The records that follow need to be output exactly as they are.

RECORDS SHOWN
● ● ● ●

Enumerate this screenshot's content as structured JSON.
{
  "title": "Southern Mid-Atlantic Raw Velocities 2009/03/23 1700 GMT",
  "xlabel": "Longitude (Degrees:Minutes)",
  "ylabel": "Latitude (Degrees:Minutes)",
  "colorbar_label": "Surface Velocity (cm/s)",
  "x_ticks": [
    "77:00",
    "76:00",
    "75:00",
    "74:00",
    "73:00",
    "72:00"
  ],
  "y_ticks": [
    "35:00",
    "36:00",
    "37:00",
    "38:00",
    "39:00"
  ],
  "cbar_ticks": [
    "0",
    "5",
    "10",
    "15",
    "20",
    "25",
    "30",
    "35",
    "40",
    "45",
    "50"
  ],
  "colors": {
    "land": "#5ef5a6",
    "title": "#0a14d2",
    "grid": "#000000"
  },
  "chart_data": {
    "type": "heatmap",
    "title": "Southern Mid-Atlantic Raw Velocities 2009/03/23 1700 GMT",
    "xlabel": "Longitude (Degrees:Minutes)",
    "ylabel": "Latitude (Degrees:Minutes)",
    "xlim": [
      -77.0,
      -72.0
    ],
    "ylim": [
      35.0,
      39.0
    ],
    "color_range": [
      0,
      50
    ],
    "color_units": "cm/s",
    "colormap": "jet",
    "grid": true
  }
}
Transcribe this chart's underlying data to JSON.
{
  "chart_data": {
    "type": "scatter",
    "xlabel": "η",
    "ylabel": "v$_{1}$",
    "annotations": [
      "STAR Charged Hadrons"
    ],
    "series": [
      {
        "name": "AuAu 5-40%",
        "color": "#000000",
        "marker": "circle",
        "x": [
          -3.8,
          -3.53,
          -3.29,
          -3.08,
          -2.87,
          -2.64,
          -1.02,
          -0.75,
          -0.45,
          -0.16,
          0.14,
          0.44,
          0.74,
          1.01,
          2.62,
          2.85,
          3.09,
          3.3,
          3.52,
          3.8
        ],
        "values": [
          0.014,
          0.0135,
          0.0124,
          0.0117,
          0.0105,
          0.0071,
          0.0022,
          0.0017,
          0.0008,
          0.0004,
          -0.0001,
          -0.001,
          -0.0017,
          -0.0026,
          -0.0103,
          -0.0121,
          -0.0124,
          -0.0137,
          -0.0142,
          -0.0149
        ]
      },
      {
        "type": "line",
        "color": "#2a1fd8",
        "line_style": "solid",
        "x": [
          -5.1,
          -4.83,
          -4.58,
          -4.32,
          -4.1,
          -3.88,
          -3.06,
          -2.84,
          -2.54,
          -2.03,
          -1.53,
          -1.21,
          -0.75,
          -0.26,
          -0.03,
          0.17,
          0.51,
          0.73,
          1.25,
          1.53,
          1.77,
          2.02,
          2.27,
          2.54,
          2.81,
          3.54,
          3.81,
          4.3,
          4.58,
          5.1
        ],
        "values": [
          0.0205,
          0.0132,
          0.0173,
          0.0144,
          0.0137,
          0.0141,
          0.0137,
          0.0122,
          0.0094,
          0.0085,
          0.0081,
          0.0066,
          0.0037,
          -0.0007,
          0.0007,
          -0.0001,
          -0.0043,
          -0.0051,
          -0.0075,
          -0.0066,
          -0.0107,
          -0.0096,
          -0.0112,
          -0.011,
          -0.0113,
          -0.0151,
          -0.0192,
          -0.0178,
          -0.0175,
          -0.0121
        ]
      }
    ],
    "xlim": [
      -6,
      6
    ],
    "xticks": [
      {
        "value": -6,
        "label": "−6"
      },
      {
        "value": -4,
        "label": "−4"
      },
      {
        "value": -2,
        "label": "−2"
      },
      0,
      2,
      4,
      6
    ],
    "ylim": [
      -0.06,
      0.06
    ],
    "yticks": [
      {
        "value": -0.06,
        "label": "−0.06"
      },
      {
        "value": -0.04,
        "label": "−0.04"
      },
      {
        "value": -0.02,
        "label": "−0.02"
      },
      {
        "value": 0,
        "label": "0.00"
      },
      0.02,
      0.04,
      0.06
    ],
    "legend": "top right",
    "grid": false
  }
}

● ● ● ●

OUTPUT OF THE TASK
Enumerate this screenshot's content as structured JSON.
{
  "title": "Southern Mid-Atlantic Raw Velocities 2009/03/23 1700 GMT",
  "xlabel": "Longitude (Degrees:Minutes)",
  "ylabel": "Latitude (Degrees:Minutes)",
  "colorbar_label": "Surface Velocity (cm/s)",
  "x_ticks": [
    "77:00",
    "76:00",
    "75:00",
    "74:00",
    "73:00",
    "72:00"
  ],
  "y_ticks": [
    "35:00",
    "36:00",
    "37:00",
    "38:00",
    "39:00"
  ],
  "cbar_ticks": [
    "0",
    "5",
    "10",
    "15",
    "20",
    "25",
    "30",
    "35",
    "40",
    "45",
    "50"
  ],
  "colors": {
    "land": "#5ef5a6",
    "title": "#0a14d2",
    "grid": "#000000"
  },
  "chart_data": {
    "type": "heatmap",
    "title": "Southern Mid-Atlantic Raw Velocities 2009/03/23 1700 GMT",
    "xlabel": "Longitude (Degrees:Minutes)",
    "ylabel": "Latitude (Degrees:Minutes)",
    "xlim": [
      -77.0,
      -72.0
    ],
    "ylim": [
      35.0,
      39.0
    ],
    "color_range": [
      0,
      50
    ],
    "color_units": "cm/s",
    "colormap": "jet",
    "grid": true
  }
}
Transcribe this chart's underlying data to JSON.
{
  "chart_data": {
    "type": "scatter",
    "xlabel": "η",
    "ylabel": "v$_{1}$",
    "annotations": [
      "STAR Charged Hadrons"
    ],
    "series": [
      {
        "name": "AuAu 5-40%",
        "color": "#000000",
        "marker": "circle",
        "x": [
          -3.8,
          -3.53,
          -3.29,
          -3.08,
          -2.87,
          -2.64,
          -1.02,
          -0.75,
          -0.45,
          -0.16,
          0.14,
          0.44,
          0.74,
          1.01,
          2.62,
          2.85,
          3.09,
          3.3,
          3.52,
          3.8
        ],
        "values": [
          0.014,
          0.0135,
          0.0124,
          0.0117,
          0.0105,
          0.0071,
          0.0022,
          0.0017,
          0.0008,
          0.0004,
          -0.0001,
          -0.001,
          -0.0017,
          -0.0026,
          -0.0103,
          -0.0121,
          -0.0124,
          -0.0137,
          -0.0142,
          -0.0149
        ]
      },
      {
        "type": "line",
        "color": "#2a1fd8",
        "line_style": "solid",
        "x": [
          -5.1,
          -4.83,
          -4.58,
          -4.32,
          -4.1,
          -3.88,
          -3.06,
          -2.84,
          -2.54,
          -2.03,
          -1.53,
          -1.21,
          -0.75,
          -0.26,
          -0.03,
          0.17,
          0.51,
          0.73,
          1.25,
          1.53,
          1.77,
          2.02,
          2.27,
          2.54,
          2.81,
          3.54,
          3.81,
          4.3,
          4.58,
          5.1
        ],
        "values": [
          0.0205,
          0.0132,
          0.0173,
          0.0144,
          0.0137,
          0.0141,
          0.0137,
          0.0122,
          0.0094,
          0.0085,
          0.0081,
          0.0066,
          0.0037,
          -0.0007,
          0.0007,
          -0.0001,
          -0.0043,
          -0.0051,
          -0.0075,
          -0.0066,
          -0.0107,
          -0.0096,
          -0.0112,
          -0.011,
          -0.0113,
          -0.0151,
          -0.0192,
          -0.0178,
          -0.0175,
          -0.0121
        ]
      }
    ],
    "xlim": [
      -6,
      6
    ],
    "xticks": [
      {
        "value": -6,
        "label": "−6"
      },
      {
        "value": -4,
        "label": "−4"
      },
      {
        "value": -2,
        "label": "−2"
      },
      0,
      2,
      4,
      6
    ],
    "ylim": [
      -0.06,
      0.06
    ],
    "yticks": [
      {
        "value": -0.06,
        "label": "−0.06"
      },
      {
        "value": -0.04,
        "label": "−0.04"
      },
      {
        "value": -0.02,
        "label": "−0.02"
      },
      {
        "value": 0,
        "label": "0.00"
      },
      0.02,
      0.04,
      0.06
    ],
    "legend": "top right",
    "grid": false
  }
}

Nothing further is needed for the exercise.